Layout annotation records
:::

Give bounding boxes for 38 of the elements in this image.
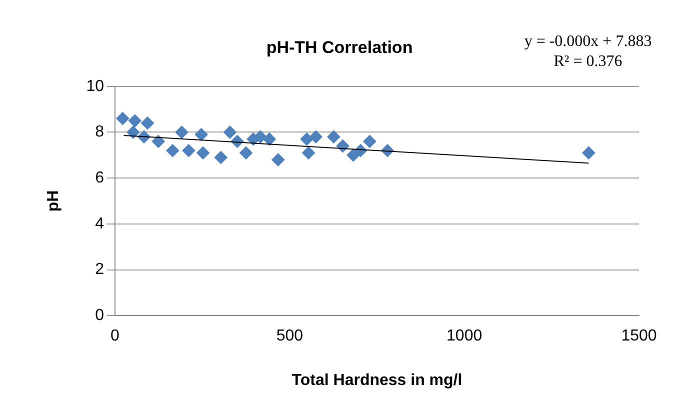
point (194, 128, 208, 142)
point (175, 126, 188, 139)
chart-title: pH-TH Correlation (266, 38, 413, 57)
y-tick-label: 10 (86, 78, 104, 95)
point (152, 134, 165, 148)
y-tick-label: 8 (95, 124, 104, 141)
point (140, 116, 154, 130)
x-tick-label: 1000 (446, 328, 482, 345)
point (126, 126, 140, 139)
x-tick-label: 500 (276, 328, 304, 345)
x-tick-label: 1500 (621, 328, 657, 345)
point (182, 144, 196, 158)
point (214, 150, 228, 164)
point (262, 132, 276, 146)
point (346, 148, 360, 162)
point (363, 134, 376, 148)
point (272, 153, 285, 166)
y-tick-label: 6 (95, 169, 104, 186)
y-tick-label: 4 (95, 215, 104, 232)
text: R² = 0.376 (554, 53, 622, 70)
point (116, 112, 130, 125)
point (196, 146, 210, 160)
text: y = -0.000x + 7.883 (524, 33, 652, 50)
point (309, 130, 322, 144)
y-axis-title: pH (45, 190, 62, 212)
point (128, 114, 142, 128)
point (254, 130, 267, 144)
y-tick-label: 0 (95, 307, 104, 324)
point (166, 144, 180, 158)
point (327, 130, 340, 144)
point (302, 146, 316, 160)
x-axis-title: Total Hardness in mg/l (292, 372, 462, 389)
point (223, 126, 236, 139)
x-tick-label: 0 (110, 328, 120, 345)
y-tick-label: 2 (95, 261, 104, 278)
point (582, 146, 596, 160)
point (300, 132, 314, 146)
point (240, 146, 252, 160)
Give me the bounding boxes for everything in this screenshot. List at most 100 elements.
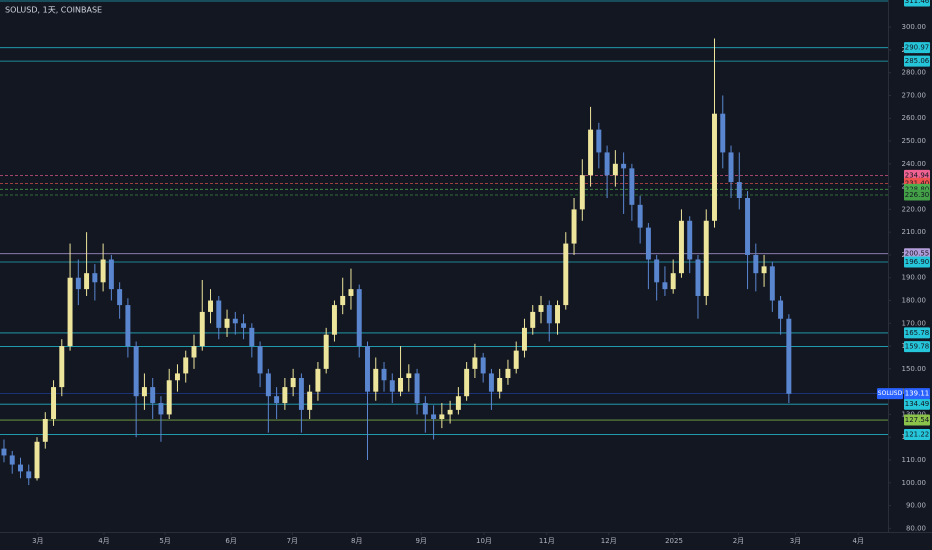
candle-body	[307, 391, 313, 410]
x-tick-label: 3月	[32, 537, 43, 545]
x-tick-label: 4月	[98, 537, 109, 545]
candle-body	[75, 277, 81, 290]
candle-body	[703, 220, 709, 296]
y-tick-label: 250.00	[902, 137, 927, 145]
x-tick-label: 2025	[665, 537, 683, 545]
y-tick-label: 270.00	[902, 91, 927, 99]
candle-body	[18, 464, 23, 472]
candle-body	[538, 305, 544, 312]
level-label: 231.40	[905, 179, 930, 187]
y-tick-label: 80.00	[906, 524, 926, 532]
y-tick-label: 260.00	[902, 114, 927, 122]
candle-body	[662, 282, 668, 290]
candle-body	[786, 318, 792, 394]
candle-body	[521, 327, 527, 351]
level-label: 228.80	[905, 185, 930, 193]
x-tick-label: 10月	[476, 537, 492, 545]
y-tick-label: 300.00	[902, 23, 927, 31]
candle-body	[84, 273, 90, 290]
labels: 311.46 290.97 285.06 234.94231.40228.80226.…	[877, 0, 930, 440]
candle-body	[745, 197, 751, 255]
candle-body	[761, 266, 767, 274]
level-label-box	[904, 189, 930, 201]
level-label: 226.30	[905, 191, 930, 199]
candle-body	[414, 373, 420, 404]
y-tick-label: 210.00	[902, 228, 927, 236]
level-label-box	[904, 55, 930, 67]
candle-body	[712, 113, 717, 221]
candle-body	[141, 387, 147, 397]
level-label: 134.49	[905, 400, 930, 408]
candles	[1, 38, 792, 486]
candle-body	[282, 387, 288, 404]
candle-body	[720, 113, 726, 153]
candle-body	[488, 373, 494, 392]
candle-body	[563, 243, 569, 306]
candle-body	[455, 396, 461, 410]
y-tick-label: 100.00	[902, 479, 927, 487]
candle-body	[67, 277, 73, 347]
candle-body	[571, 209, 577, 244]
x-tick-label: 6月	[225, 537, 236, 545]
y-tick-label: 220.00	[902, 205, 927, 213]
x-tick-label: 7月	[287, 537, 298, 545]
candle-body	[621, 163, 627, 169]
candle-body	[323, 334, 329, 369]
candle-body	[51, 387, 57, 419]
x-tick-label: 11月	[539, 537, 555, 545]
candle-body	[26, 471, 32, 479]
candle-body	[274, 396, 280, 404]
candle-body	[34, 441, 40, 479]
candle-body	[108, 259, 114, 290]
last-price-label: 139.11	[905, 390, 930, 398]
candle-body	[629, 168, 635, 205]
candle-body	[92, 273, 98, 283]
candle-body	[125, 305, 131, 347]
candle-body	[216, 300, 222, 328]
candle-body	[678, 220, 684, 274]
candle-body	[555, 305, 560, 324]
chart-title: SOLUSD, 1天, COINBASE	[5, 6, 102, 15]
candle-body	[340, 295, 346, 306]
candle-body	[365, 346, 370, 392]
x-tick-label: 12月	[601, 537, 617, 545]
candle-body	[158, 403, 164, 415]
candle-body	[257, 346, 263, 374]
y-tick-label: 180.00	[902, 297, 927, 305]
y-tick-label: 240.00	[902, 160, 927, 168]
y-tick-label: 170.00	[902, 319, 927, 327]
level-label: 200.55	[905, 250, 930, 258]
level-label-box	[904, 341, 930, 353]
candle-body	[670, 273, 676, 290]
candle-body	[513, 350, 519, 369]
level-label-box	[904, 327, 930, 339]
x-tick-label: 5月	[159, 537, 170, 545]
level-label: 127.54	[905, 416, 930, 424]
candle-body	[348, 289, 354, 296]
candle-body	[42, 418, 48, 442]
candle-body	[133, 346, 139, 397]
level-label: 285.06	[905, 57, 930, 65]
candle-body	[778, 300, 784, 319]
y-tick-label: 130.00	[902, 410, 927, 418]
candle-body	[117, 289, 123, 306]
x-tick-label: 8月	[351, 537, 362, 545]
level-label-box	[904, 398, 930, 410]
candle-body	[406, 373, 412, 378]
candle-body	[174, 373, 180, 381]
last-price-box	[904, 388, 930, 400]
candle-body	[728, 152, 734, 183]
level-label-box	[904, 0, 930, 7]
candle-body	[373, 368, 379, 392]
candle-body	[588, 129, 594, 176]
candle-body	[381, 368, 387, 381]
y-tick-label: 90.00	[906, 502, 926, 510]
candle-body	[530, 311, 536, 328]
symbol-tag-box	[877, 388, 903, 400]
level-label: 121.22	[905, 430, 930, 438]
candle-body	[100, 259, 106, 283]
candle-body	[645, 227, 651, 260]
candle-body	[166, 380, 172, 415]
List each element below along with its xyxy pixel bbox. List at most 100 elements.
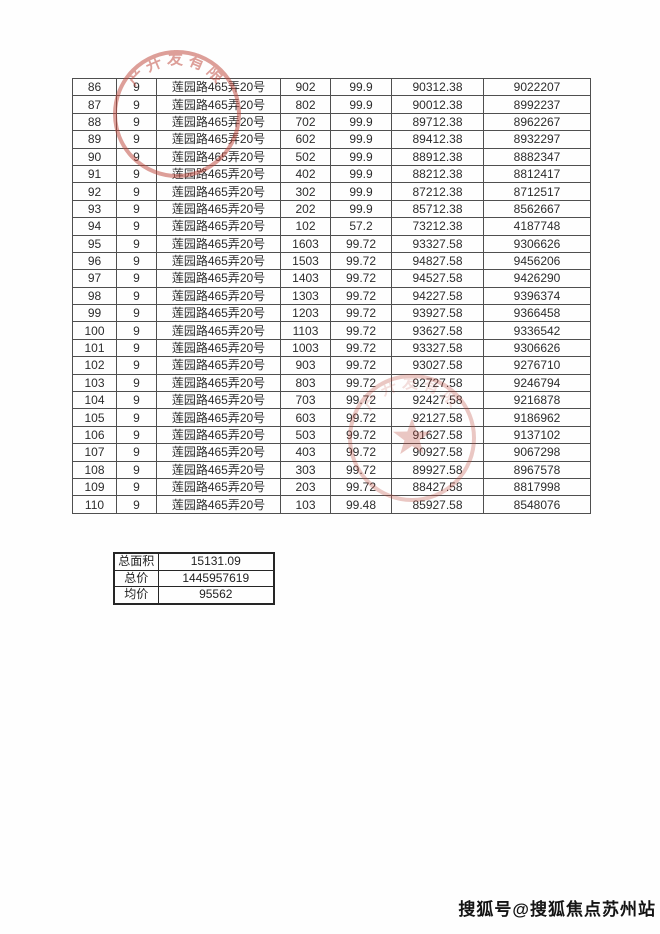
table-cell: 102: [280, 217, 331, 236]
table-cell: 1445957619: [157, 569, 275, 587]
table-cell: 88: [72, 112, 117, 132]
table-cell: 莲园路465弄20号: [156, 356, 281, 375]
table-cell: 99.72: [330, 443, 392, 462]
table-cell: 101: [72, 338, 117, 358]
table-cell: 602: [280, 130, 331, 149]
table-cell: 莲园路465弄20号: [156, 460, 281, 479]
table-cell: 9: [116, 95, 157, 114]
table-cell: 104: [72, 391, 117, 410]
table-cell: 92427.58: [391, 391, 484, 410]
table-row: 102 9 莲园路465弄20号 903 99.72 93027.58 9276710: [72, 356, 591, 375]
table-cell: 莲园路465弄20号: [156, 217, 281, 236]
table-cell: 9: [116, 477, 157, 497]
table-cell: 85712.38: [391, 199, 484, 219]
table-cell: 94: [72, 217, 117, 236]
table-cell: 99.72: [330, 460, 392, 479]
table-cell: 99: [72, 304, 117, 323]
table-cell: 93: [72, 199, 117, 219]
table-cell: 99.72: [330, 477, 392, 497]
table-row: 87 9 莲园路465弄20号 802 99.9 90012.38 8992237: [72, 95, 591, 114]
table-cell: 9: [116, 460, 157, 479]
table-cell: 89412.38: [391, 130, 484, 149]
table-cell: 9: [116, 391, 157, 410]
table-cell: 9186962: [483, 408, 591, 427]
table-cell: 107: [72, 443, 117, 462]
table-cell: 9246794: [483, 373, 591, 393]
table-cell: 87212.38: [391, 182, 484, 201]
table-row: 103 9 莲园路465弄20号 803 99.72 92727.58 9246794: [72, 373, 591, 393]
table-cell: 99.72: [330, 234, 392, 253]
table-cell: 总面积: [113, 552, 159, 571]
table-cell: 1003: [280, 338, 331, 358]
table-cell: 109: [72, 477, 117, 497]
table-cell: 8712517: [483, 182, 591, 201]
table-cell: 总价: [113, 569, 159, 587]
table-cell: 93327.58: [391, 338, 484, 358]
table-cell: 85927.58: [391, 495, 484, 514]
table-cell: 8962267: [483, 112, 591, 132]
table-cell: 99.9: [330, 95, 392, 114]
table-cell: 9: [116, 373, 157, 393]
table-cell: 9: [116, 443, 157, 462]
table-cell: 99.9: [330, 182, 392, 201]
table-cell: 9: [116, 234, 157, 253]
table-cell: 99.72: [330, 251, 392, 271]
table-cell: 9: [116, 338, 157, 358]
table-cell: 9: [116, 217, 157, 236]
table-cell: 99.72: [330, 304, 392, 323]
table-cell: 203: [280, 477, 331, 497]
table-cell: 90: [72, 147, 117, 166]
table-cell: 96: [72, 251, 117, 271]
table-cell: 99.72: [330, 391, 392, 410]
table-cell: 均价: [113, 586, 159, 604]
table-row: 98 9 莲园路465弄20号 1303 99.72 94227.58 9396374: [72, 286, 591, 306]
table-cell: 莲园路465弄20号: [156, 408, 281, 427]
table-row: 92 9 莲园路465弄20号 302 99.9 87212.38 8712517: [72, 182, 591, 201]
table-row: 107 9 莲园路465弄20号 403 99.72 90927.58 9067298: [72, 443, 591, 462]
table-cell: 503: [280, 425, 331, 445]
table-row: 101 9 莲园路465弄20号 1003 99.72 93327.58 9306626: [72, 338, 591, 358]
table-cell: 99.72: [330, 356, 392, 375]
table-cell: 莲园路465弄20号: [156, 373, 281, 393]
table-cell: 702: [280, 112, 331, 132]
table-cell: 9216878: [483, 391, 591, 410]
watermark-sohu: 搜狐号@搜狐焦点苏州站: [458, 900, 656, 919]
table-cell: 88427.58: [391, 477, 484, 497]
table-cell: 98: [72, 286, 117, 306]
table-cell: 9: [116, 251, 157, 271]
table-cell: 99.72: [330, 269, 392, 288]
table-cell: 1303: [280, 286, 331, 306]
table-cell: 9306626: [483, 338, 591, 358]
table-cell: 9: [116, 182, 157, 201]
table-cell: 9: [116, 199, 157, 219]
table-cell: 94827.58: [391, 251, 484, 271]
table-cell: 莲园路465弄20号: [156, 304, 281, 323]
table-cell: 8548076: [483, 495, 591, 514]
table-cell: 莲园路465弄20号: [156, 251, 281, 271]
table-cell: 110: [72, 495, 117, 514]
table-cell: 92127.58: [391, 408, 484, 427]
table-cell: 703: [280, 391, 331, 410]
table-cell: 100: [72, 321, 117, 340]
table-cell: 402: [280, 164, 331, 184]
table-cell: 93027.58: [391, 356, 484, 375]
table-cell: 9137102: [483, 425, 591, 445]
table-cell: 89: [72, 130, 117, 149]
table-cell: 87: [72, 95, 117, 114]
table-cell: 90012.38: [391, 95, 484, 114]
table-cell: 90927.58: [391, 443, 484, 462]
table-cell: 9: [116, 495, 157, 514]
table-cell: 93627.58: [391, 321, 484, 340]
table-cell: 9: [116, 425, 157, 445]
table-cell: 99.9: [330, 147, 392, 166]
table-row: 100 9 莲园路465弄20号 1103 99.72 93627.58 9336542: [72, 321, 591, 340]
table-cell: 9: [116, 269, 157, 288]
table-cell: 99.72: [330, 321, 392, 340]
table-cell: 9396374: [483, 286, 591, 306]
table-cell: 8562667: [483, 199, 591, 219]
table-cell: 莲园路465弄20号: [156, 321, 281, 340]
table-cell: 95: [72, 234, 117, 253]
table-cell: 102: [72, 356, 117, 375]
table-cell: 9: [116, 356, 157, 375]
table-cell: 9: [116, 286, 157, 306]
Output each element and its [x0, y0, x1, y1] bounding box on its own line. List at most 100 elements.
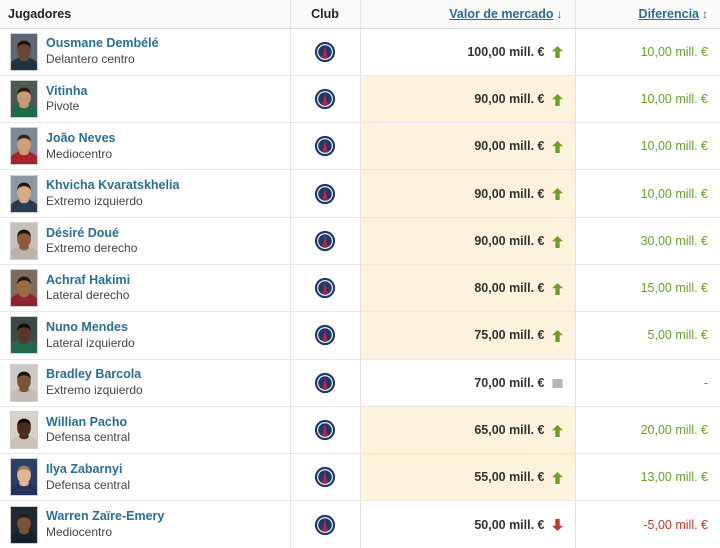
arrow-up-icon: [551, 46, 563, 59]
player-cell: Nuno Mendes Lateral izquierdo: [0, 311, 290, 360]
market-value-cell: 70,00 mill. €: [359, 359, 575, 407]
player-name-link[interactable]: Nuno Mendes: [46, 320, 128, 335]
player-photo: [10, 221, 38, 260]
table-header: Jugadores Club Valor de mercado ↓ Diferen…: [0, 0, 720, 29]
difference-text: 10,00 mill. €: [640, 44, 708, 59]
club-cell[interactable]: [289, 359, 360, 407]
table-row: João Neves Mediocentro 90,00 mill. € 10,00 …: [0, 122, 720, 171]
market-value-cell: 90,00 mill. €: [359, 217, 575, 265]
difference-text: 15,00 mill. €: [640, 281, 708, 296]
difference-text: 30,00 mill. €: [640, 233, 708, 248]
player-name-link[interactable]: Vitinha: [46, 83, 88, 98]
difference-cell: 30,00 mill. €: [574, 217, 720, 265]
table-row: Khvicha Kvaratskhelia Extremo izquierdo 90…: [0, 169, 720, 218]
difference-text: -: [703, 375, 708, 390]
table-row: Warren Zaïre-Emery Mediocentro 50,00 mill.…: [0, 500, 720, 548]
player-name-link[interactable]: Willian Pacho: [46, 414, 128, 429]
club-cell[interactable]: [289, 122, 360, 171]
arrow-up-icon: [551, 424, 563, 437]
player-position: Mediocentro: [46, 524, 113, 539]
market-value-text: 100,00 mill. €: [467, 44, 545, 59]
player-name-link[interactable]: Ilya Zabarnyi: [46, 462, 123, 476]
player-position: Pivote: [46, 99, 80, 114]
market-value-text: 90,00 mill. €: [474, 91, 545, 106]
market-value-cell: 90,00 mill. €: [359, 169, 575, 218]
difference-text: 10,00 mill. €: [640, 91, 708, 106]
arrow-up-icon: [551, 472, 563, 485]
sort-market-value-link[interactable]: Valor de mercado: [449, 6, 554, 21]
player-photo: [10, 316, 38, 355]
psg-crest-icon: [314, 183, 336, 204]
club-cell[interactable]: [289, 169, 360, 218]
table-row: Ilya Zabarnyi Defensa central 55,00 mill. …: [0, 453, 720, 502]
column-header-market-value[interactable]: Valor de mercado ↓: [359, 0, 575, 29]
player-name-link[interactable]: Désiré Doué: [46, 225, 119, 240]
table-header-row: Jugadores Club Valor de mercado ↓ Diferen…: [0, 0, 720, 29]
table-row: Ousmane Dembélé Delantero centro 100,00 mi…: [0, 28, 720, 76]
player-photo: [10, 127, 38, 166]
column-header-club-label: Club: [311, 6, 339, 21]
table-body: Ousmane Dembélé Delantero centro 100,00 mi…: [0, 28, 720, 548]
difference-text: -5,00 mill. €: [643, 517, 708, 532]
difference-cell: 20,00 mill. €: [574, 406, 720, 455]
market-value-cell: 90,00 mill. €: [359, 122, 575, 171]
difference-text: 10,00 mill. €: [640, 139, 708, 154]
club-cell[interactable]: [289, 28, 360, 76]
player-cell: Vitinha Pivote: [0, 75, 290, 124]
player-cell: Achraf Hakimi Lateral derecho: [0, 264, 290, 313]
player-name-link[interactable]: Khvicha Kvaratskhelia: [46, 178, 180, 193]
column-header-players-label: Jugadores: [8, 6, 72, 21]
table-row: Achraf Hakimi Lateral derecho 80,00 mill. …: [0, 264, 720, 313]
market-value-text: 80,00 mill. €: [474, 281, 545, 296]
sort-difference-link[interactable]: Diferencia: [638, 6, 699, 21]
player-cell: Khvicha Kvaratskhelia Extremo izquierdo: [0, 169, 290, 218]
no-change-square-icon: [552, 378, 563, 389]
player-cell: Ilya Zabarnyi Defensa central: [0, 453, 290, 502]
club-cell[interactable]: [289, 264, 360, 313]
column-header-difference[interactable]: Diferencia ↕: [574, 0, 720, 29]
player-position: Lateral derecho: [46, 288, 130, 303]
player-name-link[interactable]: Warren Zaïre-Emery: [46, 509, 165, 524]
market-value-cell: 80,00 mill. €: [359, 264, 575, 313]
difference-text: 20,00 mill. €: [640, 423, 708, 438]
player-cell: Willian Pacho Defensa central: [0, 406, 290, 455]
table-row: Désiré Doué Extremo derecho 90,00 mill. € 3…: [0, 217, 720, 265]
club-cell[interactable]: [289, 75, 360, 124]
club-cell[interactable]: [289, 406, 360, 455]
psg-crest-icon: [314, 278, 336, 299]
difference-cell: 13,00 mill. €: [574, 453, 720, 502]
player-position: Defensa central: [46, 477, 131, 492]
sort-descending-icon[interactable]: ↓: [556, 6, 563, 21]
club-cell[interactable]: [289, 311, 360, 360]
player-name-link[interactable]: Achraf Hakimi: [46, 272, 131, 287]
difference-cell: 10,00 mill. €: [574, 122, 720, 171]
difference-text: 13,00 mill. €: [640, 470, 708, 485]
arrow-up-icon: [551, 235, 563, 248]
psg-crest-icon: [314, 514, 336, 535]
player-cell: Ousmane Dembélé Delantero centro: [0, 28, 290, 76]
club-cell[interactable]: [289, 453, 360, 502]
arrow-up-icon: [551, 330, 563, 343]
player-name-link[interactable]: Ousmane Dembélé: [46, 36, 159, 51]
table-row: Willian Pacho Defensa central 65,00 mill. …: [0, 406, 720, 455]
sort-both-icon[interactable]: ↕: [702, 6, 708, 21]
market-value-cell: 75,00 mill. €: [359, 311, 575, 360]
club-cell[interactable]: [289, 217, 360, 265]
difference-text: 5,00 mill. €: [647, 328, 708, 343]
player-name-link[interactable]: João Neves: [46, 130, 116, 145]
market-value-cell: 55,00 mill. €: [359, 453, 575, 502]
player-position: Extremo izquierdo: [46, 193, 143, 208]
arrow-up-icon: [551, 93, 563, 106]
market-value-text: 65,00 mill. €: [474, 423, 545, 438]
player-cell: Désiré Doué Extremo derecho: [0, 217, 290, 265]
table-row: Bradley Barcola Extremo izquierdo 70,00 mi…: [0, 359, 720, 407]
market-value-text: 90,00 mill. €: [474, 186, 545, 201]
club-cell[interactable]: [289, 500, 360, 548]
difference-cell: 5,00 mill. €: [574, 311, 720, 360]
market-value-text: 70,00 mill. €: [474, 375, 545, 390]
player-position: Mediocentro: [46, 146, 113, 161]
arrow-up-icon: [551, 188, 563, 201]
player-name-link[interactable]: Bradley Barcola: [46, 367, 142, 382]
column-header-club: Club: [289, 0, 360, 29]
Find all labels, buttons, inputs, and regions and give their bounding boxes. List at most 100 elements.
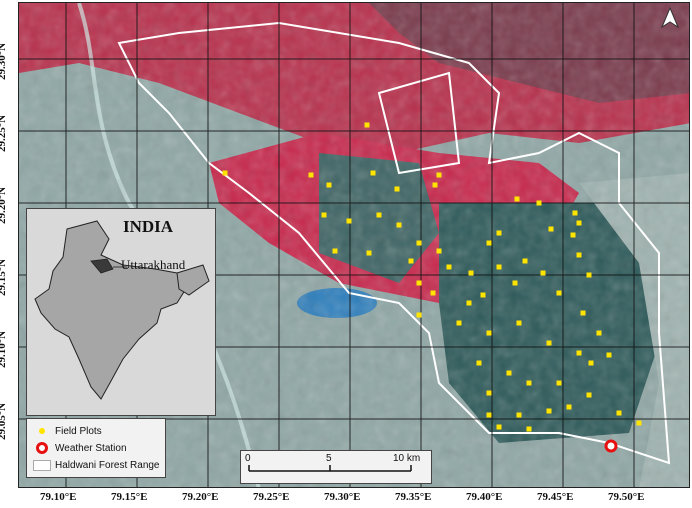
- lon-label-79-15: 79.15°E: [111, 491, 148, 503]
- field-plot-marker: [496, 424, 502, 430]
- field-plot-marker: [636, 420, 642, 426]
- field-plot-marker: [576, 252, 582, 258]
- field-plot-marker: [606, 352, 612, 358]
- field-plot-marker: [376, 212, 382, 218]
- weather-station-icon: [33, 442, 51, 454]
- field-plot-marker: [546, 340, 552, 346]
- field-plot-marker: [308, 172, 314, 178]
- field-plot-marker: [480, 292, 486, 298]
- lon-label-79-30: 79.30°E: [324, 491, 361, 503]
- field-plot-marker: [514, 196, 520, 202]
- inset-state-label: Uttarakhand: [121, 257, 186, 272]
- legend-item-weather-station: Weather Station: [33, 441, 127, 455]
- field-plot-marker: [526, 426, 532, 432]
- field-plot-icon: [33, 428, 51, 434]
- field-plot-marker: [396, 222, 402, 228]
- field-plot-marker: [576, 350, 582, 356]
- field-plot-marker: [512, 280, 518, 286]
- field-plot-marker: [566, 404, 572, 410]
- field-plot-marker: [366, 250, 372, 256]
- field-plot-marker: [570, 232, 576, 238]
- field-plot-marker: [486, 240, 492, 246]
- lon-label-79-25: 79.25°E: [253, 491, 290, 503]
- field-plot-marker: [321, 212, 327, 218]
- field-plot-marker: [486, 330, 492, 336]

:::

• Task prompt:
Return, unchanged, the stretch of lines from the one containing "arrow-up-icon: [551, 46, 563, 59]" through the one containing "psg-crest-icon: [314, 183, 336, 204]", including both.

• Output for this exercise:
arrow-up-icon: [551, 46, 563, 59]
player-cell: Nuno Mendes Lateral izquierdo: [0, 311, 290, 360]
market-value-cell: 70,00 mill. €: [359, 359, 575, 407]
player-name-link[interactable]: Nuno Mendes: [46, 320, 128, 335]
player-photo: [10, 221, 38, 260]
table-header: Jugadores Club Valor de mercado ↓ Diferen…: [0, 0, 720, 29]
difference-text: 10,00 mill. €: [640, 44, 708, 59]
club-cell[interactable]: [289, 359, 360, 407]
table-row: João Neves Mediocentro 90,00 mill. € 10,00 …: [0, 122, 720, 171]
market-value-cell: 90,00 mill. €: [359, 217, 575, 265]
difference-text: 15,00 mill. €: [640, 281, 708, 296]
difference-text: 30,00 mill. €: [640, 233, 708, 248]
player-name-link[interactable]: Vitinha: [46, 83, 88, 98]
difference-cell: 30,00 mill. €: [574, 217, 720, 265]
table-row: Khvicha Kvaratskhelia Extremo izquierdo 90…: [0, 169, 720, 218]
difference-text: -: [703, 375, 708, 390]
table-row: Warren Zaïre-Emery Mediocentro 50,00 mill.…: [0, 500, 720, 548]
player-name-link[interactable]: Willian Pacho: [46, 414, 128, 429]
club-cell[interactable]: [289, 122, 360, 171]
arrow-up-icon: [551, 424, 563, 437]
player-position: Mediocentro: [46, 524, 113, 539]
market-value-text: 100,00 mill. €: [467, 44, 545, 59]
player-name-link[interactable]: Ilya Zabarnyi: [46, 462, 123, 476]
player-position: Pivote: [46, 99, 80, 114]
market-value-text: 90,00 mill. €: [474, 91, 545, 106]
market-value-cell: 90,00 mill. €: [359, 169, 575, 218]
difference-text: 10,00 mill. €: [640, 91, 708, 106]
arrow-up-icon: [551, 472, 563, 485]
sort-market-value-link[interactable]: Valor de mercado: [449, 6, 554, 21]
player-photo: [10, 316, 38, 355]
psg-crest-icon: [314, 183, 336, 204]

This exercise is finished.